Stated problem - Scan the entries below and extract each line with the word "view" in it.

++++++++++++++++++++

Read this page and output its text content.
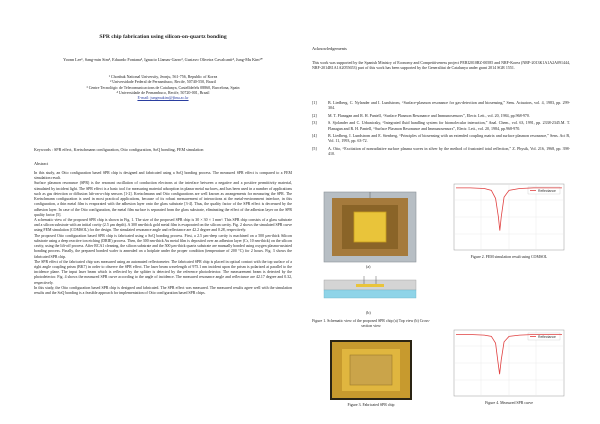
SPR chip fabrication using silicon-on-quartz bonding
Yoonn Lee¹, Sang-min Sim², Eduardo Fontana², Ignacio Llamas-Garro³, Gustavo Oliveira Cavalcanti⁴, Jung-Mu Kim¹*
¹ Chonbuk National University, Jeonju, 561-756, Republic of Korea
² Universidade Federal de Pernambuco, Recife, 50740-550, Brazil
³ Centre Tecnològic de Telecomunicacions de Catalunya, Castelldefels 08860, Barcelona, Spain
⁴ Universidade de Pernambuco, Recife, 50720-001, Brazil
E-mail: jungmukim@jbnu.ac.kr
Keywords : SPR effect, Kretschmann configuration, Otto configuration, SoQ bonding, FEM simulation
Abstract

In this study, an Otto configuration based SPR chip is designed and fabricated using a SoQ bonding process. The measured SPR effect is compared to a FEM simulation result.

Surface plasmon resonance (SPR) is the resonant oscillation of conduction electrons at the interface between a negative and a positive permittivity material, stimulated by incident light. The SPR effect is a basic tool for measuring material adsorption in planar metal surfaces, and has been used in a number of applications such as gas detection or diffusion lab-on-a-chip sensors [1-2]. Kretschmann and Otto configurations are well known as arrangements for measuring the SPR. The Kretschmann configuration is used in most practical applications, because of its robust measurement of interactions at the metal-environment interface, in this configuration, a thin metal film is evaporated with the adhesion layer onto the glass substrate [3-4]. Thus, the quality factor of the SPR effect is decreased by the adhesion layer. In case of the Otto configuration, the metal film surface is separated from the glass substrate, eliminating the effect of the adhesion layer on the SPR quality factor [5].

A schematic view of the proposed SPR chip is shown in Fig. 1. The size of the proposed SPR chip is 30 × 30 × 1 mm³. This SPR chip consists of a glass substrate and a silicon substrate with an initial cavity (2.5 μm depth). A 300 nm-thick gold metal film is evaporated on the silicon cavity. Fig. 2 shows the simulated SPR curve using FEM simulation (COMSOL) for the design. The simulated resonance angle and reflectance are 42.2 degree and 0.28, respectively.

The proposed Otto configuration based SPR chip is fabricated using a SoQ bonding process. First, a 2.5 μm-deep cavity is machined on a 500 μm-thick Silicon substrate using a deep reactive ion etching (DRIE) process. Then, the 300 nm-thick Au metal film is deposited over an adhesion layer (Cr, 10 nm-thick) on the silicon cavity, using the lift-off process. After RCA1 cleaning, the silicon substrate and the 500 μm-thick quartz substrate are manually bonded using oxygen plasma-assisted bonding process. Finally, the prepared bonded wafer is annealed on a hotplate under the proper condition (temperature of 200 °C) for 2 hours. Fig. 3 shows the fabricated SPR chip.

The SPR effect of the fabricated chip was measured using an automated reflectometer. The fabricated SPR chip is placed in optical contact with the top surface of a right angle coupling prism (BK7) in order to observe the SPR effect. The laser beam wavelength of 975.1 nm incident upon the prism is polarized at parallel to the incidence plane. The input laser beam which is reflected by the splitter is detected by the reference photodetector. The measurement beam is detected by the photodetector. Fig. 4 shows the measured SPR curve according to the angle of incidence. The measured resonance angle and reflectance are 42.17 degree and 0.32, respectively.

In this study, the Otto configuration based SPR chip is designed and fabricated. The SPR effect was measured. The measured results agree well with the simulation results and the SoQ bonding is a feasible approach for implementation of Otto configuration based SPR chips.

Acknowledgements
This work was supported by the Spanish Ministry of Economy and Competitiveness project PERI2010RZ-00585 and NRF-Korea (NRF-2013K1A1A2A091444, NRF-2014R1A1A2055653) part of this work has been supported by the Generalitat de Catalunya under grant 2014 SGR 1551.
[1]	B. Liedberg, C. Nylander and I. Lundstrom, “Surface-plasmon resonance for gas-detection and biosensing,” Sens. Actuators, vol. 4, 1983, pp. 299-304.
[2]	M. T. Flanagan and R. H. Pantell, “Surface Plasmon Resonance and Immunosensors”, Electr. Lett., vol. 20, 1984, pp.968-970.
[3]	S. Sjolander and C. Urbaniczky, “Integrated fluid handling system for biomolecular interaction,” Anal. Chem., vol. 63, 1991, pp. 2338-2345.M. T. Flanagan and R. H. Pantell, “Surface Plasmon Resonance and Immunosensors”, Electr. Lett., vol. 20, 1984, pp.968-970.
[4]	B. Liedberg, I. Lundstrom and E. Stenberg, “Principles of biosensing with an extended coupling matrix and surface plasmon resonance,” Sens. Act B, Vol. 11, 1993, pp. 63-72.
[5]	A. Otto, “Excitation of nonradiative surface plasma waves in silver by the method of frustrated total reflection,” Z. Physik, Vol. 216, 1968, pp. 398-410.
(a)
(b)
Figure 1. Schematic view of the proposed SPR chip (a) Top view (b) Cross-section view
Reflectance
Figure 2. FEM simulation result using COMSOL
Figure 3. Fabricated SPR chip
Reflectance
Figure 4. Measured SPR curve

++++++++++++++++++++

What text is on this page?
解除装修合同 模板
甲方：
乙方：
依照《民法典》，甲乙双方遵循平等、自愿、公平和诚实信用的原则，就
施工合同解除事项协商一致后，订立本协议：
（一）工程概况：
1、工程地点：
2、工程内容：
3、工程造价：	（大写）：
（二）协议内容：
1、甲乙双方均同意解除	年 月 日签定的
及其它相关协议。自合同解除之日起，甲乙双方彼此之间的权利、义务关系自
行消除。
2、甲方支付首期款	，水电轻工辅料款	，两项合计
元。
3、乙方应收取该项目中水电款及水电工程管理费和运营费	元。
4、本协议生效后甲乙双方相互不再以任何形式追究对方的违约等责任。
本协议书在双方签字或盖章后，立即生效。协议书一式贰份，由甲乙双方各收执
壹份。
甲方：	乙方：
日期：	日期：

++++++++++++++++++++

Solution below -
A schematic view of the proposed SPR chip is shown in Fig. 1. The size of the proposed SPR chip is 30 × 30 × 1 mm³. This SPR chip consists of a glass substrate and a silicon substrate with an initial cavity (2.5 μm depth). A 300 nm-thick gold metal film is evaporated on the silicon cavity. Fig. 2 shows the simulated SPR curve using FEM simulation (COMSOL) for the design. The simulated resonance angle and reflectance are 42.2 degree and 0.28, respectively.
Figure 1. Schematic view of the proposed SPR chip (a) Top view (b) Cross-section view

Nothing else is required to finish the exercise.